Copy out the records in full, word for word, without pictures.

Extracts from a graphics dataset
>>>>

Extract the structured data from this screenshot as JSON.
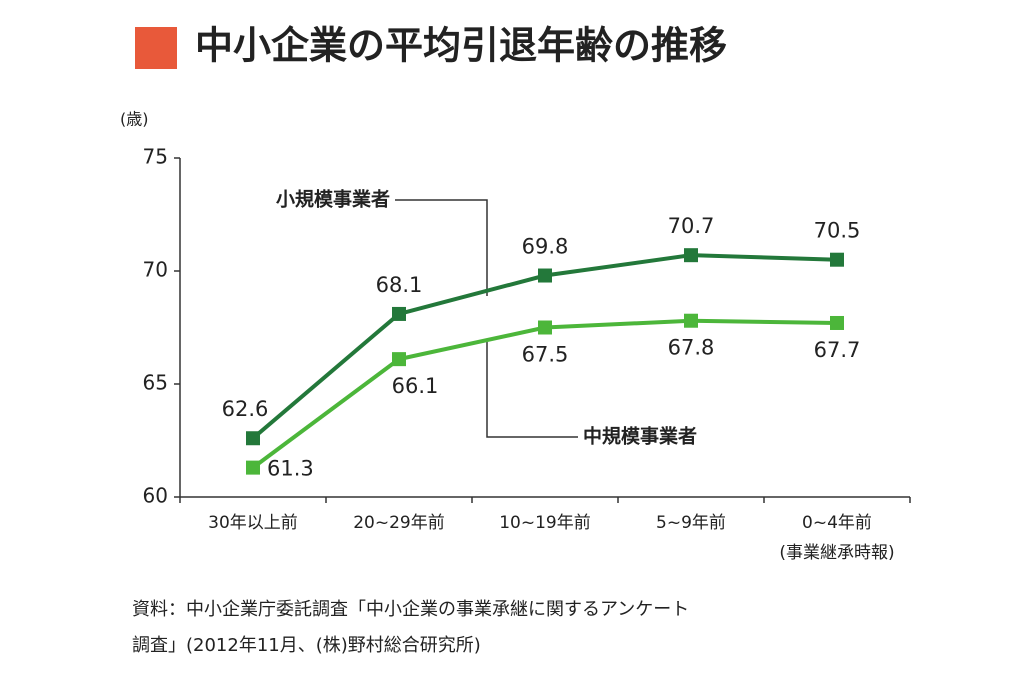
{
  "chart_data": {
    "type": "line",
    "title": "中小企業の平均引退年齢の推移",
    "y_unit": "(歳)",
    "categories": [
      "30年以上前",
      "20~29年前",
      "10~19年前",
      "5~9年前",
      "0~4年前"
    ],
    "x_note": "(事業継承時報)",
    "series": [
      {
        "name": "小規模事業者",
        "color": "#23783a",
        "values": [
          62.6,
          68.1,
          69.8,
          70.7,
          70.5
        ]
      },
      {
        "name": "中規模事業者",
        "color": "#4cb63a",
        "values": [
          61.3,
          66.1,
          67.5,
          67.8,
          67.7
        ]
      }
    ],
    "ylim": [
      60,
      75
    ],
    "yticks": [
      60,
      65,
      70,
      75
    ],
    "grid": false,
    "source": [
      "資料：中小企業庁委託調査「中小企業の事業承継に関するアンケート",
      "調査」(2012年11月、(株)野村総合研究所)"
    ]
  }
}
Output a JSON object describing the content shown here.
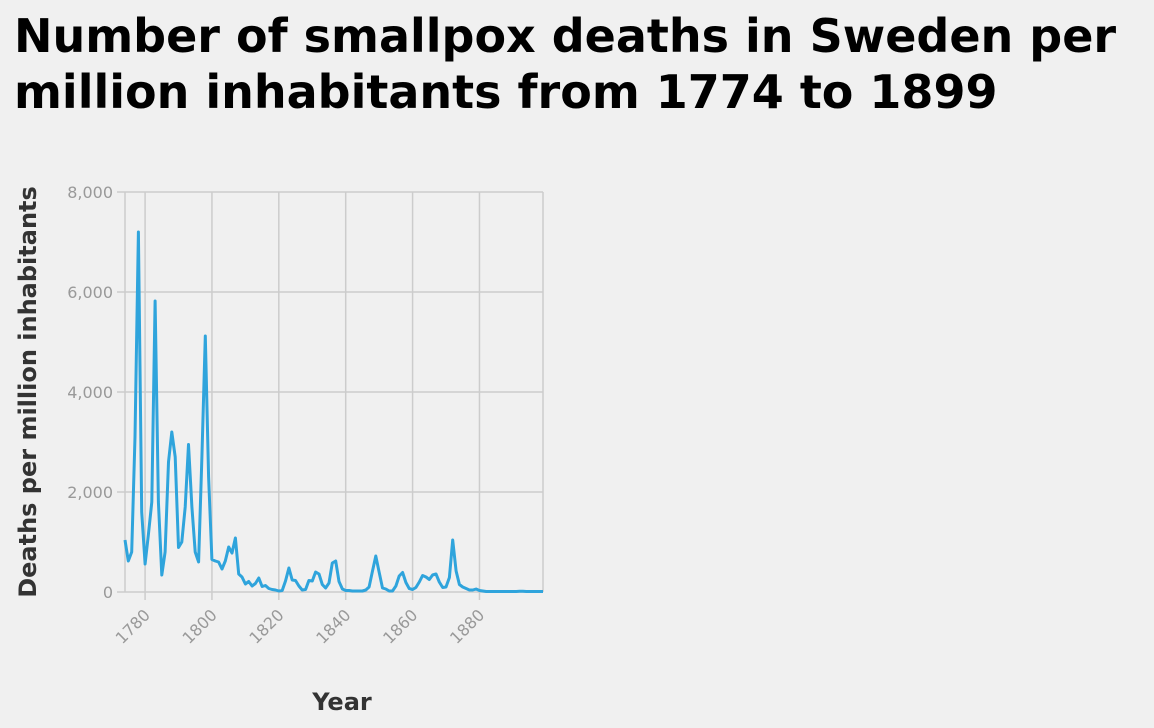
{
  "chart_data": {
    "type": "line",
    "title": "Number of smallpox deaths in Sweden per million inhabitants from 1774 to 1899",
    "xlabel": "Year",
    "ylabel": "Deaths per million inhabitants",
    "xlim": [
      1774,
      1899
    ],
    "ylim": [
      0,
      8000
    ],
    "x_ticks": [
      1780,
      1800,
      1820,
      1840,
      1860,
      1880
    ],
    "x_tick_labels": [
      "1780",
      "1800",
      "1820",
      "1840",
      "1860",
      "1880"
    ],
    "y_ticks": [
      0,
      2000,
      4000,
      6000,
      8000
    ],
    "y_tick_labels": [
      "0",
      "2,000",
      "4,000",
      "6,000",
      "8,000"
    ],
    "grid": true,
    "color": "#2fa4dc",
    "series": [
      {
        "x": [
          1774,
          1775,
          1776,
          1777,
          1778,
          1779,
          1780,
          1781,
          1782,
          1783,
          1784,
          1785,
          1786,
          1787,
          1788,
          1789,
          1790,
          1791,
          1792,
          1793,
          1794,
          1795,
          1796,
          1797,
          1798,
          1799,
          1800,
          1801,
          1802,
          1803,
          1804,
          1805,
          1806,
          1807,
          1808,
          1809,
          1810,
          1811,
          1812,
          1813,
          1814,
          1815,
          1816,
          1817,
          1818,
          1819,
          1820,
          1821,
          1822,
          1823,
          1824,
          1825,
          1826,
          1827,
          1828,
          1829,
          1830,
          1831,
          1832,
          1833,
          1834,
          1835,
          1836,
          1837,
          1838,
          1839,
          1840,
          1841,
          1842,
          1843,
          1844,
          1845,
          1846,
          1847,
          1848,
          1849,
          1850,
          1851,
          1852,
          1853,
          1854,
          1855,
          1856,
          1857,
          1858,
          1859,
          1860,
          1861,
          1862,
          1863,
          1864,
          1865,
          1866,
          1867,
          1868,
          1869,
          1870,
          1871,
          1872,
          1873,
          1874,
          1875,
          1876,
          1877,
          1878,
          1879,
          1880,
          1881,
          1882,
          1883,
          1884,
          1885,
          1886,
          1887,
          1888,
          1889,
          1890,
          1891,
          1892,
          1893,
          1894,
          1895,
          1896,
          1897,
          1898,
          1899
        ],
        "values": [
          1040,
          620,
          800,
          3100,
          7200,
          1600,
          560,
          1150,
          1800,
          5820,
          1800,
          340,
          800,
          2600,
          3200,
          2700,
          890,
          1000,
          1700,
          2950,
          1700,
          800,
          600,
          2700,
          5120,
          2300,
          650,
          620,
          600,
          460,
          620,
          900,
          780,
          1080,
          360,
          300,
          160,
          210,
          120,
          170,
          280,
          110,
          130,
          70,
          50,
          40,
          20,
          30,
          220,
          480,
          240,
          230,
          120,
          40,
          50,
          230,
          220,
          400,
          360,
          150,
          80,
          180,
          580,
          620,
          210,
          60,
          30,
          30,
          20,
          20,
          20,
          20,
          40,
          100,
          420,
          720,
          400,
          80,
          60,
          20,
          20,
          120,
          320,
          390,
          190,
          70,
          50,
          90,
          200,
          330,
          300,
          250,
          340,
          360,
          200,
          90,
          100,
          290,
          1040,
          420,
          150,
          100,
          70,
          40,
          40,
          60,
          30,
          20,
          10,
          10,
          10,
          10,
          10,
          10,
          10,
          10,
          10,
          10,
          15,
          15,
          10,
          10,
          10,
          10,
          10,
          10
        ]
      }
    ]
  }
}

<<<<

▶ [EXERCISE RESPONSE]
Extract the structured data from this screenshot as JSON.
{
  "chart_data": {
    "type": "line",
    "title": "中小企業の平均引退年齢の推移",
    "y_unit": "(歳)",
    "categories": [
      "30年以上前",
      "20~29年前",
      "10~19年前",
      "5~9年前",
      "0~4年前"
    ],
    "x_note": "(事業継承時報)",
    "series": [
      {
        "name": "小規模事業者",
        "color": "#23783a",
        "values": [
          62.6,
          68.1,
          69.8,
          70.7,
          70.5
        ]
      },
      {
        "name": "中規模事業者",
        "color": "#4cb63a",
        "values": [
          61.3,
          66.1,
          67.5,
          67.8,
          67.7
        ]
      }
    ],
    "ylim": [
      60,
      75
    ],
    "yticks": [
      60,
      65,
      70,
      75
    ],
    "grid": false,
    "source": [
      "資料：中小企業庁委託調査「中小企業の事業承継に関するアンケート",
      "調査」(2012年11月、(株)野村総合研究所)"
    ]
  }
}
Output a JSON object describing the content shown here.
{
  "chart_data": {
    "type": "line",
    "title": "Number of smallpox deaths in Sweden per million inhabitants from 1774 to 1899",
    "xlabel": "Year",
    "ylabel": "Deaths per million inhabitants",
    "xlim": [
      1774,
      1899
    ],
    "ylim": [
      0,
      8000
    ],
    "x_ticks": [
      1780,
      1800,
      1820,
      1840,
      1860,
      1880
    ],
    "x_tick_labels": [
      "1780",
      "1800",
      "1820",
      "1840",
      "1860",
      "1880"
    ],
    "y_ticks": [
      0,
      2000,
      4000,
      6000,
      8000
    ],
    "y_tick_labels": [
      "0",
      "2,000",
      "4,000",
      "6,000",
      "8,000"
    ],
    "grid": true,
    "color": "#2fa4dc",
    "series": [
      {
        "x": [
          1774,
          1775,
          1776,
          1777,
          1778,
          1779,
          1780,
          1781,
          1782,
          1783,
          1784,
          1785,
          1786,
          1787,
          1788,
          1789,
          1790,
          1791,
          1792,
          1793,
          1794,
          1795,
          1796,
          1797,
          1798,
          1799,
          1800,
          1801,
          1802,
          1803,
          1804,
          1805,
          1806,
          1807,
          1808,
          1809,
          1810,
          1811,
          1812,
          1813,
          1814,
          1815,
          1816,
          1817,
          1818,
          1819,
          1820,
          1821,
          1822,
          1823,
          1824,
          1825,
          1826,
          1827,
          1828,
          1829,
          1830,
          1831,
          1832,
          1833,
          1834,
          1835,
          1836,
          1837,
          1838,
          1839,
          1840,
          1841,
          1842,
          1843,
          1844,
          1845,
          1846,
          1847,
          1848,
          1849,
          1850,
          1851,
          1852,
          1853,
          1854,
          1855,
          1856,
          1857,
          1858,
          1859,
          1860,
          1861,
          1862,
          1863,
          1864,
          1865,
          1866,
          1867,
          1868,
          1869,
          1870,
          1871,
          1872,
          1873,
          1874,
          1875,
          1876,
          1877,
          1878,
          1879,
          1880,
          1881,
          1882,
          1883,
          1884,
          1885,
          1886,
          1887,
          1888,
          1889,
          1890,
          1891,
          1892,
          1893,
          1894,
          1895,
          1896,
          1897,
          1898,
          1899
        ],
        "values": [
          1040,
          620,
          800,
          3100,
          7200,
          1600,
          560,
          1150,
          1800,
          5820,
          1800,
          340,
          800,
          2600,
          3200,
          2700,
          890,
          1000,
          1700,
          2950,
          1700,
          800,
          600,
          2700,
          5120,
          2300,
          650,
          620,
          600,
          460,
          620,
          900,
          780,
          1080,
          360,
          300,
          160,
          210,
          120,
          170,
          280,
          110,
          130,
          70,
          50,
          40,
          20,
          30,
          220,
          480,
          240,
          230,
          120,
          40,
          50,
          230,
          220,
          400,
          360,
          150,
          80,
          180,
          580,
          620,
          210,
          60,
          30,
          30,
          20,
          20,
          20,
          20,
          40,
          100,
          420,
          720,
          400,
          80,
          60,
          20,
          20,
          120,
          320,
          390,
          190,
          70,
          50,
          90,
          200,
          330,
          300,
          250,
          340,
          360,
          200,
          90,
          100,
          290,
          1040,
          420,
          150,
          100,
          70,
          40,
          40,
          60,
          30,
          20,
          10,
          10,
          10,
          10,
          10,
          10,
          10,
          10,
          10,
          10,
          15,
          15,
          10,
          10,
          10,
          10,
          10,
          10
        ]
      }
    ]
  }
}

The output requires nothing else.